* _Instruction_
Copy every entry precisely.
--- --- ---
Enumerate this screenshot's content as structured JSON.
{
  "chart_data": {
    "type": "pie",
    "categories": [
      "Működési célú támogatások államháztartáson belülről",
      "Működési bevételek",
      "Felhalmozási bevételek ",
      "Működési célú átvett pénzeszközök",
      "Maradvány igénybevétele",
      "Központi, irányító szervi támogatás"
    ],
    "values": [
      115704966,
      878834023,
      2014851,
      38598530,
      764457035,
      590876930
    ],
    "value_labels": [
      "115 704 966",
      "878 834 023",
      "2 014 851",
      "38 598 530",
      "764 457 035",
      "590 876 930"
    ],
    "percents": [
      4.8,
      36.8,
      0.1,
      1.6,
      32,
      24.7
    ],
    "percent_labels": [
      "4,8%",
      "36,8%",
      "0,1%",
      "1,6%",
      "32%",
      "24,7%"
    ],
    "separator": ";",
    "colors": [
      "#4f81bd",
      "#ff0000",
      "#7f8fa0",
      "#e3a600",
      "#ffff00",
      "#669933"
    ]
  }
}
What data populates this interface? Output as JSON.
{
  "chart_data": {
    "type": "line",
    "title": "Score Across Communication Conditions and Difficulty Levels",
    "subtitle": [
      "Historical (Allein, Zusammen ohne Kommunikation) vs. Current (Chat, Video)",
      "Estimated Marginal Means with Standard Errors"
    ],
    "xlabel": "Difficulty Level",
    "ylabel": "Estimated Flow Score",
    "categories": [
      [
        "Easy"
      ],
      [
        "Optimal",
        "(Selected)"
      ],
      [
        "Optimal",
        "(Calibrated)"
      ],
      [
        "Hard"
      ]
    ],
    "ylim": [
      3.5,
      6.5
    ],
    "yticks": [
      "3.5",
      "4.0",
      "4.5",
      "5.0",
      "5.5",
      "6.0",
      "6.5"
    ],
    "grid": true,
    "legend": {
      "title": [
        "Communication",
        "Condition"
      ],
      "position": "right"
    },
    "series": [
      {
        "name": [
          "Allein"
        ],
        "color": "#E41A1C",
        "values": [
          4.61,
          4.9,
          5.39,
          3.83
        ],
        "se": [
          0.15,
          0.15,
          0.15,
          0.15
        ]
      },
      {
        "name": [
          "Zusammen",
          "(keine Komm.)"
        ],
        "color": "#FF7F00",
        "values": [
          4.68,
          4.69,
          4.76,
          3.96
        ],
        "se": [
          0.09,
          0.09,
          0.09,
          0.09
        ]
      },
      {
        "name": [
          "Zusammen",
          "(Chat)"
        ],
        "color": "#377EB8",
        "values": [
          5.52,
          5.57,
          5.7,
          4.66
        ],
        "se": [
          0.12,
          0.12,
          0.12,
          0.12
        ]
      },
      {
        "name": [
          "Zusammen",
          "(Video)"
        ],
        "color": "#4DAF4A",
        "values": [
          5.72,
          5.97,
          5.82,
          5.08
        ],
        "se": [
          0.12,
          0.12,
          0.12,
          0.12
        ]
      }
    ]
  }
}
--- --- ---
* _Exercise solution_
Enumerate this screenshot's content as structured JSON.
{
  "chart_data": {
    "type": "pie",
    "categories": [
      "Működési célú támogatások államháztartáson belülről",
      "Működési bevételek",
      "Felhalmozási bevételek ",
      "Működési célú átvett pénzeszközök",
      "Maradvány igénybevétele",
      "Központi, irányító szervi támogatás"
    ],
    "values": [
      115704966,
      878834023,
      2014851,
      38598530,
      764457035,
      590876930
    ],
    "value_labels": [
      "115 704 966",
      "878 834 023",
      "2 014 851",
      "38 598 530",
      "764 457 035",
      "590 876 930"
    ],
    "percents": [
      4.8,
      36.8,
      0.1,
      1.6,
      32,
      24.7
    ],
    "percent_labels": [
      "4,8%",
      "36,8%",
      "0,1%",
      "1,6%",
      "32%",
      "24,7%"
    ],
    "separator": ";",
    "colors": [
      "#4f81bd",
      "#ff0000",
      "#7f8fa0",
      "#e3a600",
      "#ffff00",
      "#669933"
    ]
  }
}
What data populates this interface? Output as JSON.
{
  "chart_data": {
    "type": "line",
    "title": "Score Across Communication Conditions and Difficulty Levels",
    "subtitle": [
      "Historical (Allein, Zusammen ohne Kommunikation) vs. Current (Chat, Video)",
      "Estimated Marginal Means with Standard Errors"
    ],
    "xlabel": "Difficulty Level",
    "ylabel": "Estimated Flow Score",
    "categories": [
      [
        "Easy"
      ],
      [
        "Optimal",
        "(Selected)"
      ],
      [
        "Optimal",
        "(Calibrated)"
      ],
      [
        "Hard"
      ]
    ],
    "ylim": [
      3.5,
      6.5
    ],
    "yticks": [
      "3.5",
      "4.0",
      "4.5",
      "5.0",
      "5.5",
      "6.0",
      "6.5"
    ],
    "grid": true,
    "legend": {
      "title": [
        "Communication",
        "Condition"
      ],
      "position": "right"
    },
    "series": [
      {
        "name": [
          "Allein"
        ],
        "color": "#E41A1C",
        "values": [
          4.61,
          4.9,
          5.39,
          3.83
        ],
        "se": [
          0.15,
          0.15,
          0.15,
          0.15
        ]
      },
      {
        "name": [
          "Zusammen",
          "(keine Komm.)"
        ],
        "color": "#FF7F00",
        "values": [
          4.68,
          4.69,
          4.76,
          3.96
        ],
        "se": [
          0.09,
          0.09,
          0.09,
          0.09
        ]
      },
      {
        "name": [
          "Zusammen",
          "(Chat)"
        ],
        "color": "#377EB8",
        "values": [
          5.52,
          5.57,
          5.7,
          4.66
        ],
        "se": [
          0.12,
          0.12,
          0.12,
          0.12
        ]
      },
      {
        "name": [
          "Zusammen",
          "(Video)"
        ],
        "color": "#4DAF4A",
        "values": [
          5.72,
          5.97,
          5.82,
          5.08
        ],
        "se": [
          0.12,
          0.12,
          0.12,
          0.12
        ]
      }
    ]
  }
}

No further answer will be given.